**Aim**. Only a number is wanted: how many lines in the listing contain the word "text"?

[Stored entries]
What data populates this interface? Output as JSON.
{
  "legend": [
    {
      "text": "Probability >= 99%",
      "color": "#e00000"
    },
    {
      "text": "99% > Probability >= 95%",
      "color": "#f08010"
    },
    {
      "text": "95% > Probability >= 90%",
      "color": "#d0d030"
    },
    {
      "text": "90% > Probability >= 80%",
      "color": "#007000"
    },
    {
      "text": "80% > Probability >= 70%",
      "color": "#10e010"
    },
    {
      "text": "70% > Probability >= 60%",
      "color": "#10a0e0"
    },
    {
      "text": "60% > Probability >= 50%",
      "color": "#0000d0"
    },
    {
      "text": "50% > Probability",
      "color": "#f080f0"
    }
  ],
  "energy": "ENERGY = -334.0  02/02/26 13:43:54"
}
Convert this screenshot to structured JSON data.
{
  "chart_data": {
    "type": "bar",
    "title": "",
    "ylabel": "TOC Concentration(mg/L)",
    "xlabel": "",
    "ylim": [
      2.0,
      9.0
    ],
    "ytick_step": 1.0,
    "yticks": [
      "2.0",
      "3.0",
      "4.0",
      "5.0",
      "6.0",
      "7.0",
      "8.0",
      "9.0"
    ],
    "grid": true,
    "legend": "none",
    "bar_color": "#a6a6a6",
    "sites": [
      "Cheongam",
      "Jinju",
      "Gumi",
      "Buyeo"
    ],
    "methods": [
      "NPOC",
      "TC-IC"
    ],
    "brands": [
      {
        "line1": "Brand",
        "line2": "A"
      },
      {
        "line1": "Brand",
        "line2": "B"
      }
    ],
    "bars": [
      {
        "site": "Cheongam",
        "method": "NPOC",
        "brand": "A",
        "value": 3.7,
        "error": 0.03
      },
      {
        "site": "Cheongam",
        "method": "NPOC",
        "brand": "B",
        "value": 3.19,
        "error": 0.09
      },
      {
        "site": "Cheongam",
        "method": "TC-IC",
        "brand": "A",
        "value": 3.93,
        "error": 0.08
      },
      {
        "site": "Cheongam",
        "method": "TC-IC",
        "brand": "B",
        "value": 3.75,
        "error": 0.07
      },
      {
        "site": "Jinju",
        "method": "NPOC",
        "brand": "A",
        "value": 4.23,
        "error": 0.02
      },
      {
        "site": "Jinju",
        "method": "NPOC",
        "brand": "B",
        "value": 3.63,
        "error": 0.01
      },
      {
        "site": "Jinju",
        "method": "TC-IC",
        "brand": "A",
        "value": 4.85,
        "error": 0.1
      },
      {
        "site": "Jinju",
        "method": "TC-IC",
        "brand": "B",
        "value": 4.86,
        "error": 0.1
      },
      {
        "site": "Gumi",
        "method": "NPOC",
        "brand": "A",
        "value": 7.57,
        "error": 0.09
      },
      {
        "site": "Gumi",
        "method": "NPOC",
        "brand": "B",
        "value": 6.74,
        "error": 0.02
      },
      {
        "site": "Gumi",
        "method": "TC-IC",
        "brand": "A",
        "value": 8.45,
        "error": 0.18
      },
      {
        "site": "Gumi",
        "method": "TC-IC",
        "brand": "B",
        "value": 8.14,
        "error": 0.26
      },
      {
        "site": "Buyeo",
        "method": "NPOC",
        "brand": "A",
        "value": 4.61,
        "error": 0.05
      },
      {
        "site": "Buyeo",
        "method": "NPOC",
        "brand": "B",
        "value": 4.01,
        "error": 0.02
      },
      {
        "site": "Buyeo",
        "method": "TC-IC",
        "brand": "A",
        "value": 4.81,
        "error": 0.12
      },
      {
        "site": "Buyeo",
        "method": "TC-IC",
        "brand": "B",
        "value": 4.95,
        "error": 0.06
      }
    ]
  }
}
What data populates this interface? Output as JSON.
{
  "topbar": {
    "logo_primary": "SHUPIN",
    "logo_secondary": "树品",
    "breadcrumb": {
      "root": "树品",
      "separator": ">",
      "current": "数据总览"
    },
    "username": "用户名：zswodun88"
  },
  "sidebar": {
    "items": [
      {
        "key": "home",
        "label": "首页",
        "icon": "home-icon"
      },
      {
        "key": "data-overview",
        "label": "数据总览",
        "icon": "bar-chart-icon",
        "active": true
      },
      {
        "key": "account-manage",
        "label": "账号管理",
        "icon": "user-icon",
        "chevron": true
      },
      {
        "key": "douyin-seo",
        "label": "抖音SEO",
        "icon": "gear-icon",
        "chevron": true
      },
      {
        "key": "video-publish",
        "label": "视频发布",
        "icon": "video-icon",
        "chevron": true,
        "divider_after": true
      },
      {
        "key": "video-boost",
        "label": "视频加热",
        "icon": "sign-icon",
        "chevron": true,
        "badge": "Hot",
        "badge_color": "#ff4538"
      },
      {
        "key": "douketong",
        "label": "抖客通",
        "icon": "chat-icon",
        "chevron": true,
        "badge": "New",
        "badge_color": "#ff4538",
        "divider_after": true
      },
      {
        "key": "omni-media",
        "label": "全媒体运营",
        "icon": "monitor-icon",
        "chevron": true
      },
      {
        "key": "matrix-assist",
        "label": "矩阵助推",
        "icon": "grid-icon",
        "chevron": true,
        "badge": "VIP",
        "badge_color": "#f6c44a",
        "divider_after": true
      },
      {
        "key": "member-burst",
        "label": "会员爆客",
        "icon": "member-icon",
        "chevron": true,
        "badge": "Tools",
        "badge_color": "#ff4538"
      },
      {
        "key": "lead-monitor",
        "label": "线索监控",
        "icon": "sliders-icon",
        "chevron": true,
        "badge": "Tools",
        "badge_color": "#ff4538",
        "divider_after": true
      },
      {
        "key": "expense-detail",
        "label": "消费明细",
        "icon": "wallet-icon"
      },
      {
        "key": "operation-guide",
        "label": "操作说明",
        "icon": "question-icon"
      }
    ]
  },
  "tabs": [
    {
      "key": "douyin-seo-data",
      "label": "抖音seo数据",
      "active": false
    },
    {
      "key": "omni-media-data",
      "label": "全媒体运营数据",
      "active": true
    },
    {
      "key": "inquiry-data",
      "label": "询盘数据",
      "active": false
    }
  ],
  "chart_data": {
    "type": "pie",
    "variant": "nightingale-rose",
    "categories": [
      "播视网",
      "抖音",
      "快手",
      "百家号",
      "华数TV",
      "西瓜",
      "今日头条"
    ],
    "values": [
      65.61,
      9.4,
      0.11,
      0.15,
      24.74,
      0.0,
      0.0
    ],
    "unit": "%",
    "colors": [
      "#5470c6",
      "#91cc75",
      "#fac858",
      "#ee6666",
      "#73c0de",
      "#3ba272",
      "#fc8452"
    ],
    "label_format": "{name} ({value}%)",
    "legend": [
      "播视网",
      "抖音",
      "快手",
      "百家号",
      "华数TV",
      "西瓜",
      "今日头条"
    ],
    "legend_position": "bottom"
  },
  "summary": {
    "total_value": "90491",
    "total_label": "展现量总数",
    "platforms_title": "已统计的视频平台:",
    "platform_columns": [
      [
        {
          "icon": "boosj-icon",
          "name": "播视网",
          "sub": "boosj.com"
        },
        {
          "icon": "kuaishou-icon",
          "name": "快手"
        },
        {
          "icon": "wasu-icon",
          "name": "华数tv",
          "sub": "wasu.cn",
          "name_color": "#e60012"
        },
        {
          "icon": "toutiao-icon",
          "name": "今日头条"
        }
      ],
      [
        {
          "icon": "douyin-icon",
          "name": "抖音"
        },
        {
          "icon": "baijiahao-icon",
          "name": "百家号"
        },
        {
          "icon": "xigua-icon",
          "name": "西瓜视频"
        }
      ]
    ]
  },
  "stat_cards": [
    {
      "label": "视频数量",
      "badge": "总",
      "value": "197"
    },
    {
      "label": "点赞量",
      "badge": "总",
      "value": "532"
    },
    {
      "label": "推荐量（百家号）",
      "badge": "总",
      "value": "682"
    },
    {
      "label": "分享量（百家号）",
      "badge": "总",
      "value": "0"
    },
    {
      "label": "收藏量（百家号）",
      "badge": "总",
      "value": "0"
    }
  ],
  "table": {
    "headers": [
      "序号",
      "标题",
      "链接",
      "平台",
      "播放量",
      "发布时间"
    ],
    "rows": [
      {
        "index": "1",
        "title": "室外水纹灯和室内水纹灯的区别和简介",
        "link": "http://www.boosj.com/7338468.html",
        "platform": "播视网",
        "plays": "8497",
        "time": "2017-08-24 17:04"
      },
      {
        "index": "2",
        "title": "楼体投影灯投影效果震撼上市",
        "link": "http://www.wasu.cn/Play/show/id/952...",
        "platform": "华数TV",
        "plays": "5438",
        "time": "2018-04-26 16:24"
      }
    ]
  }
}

**Full solution**. 8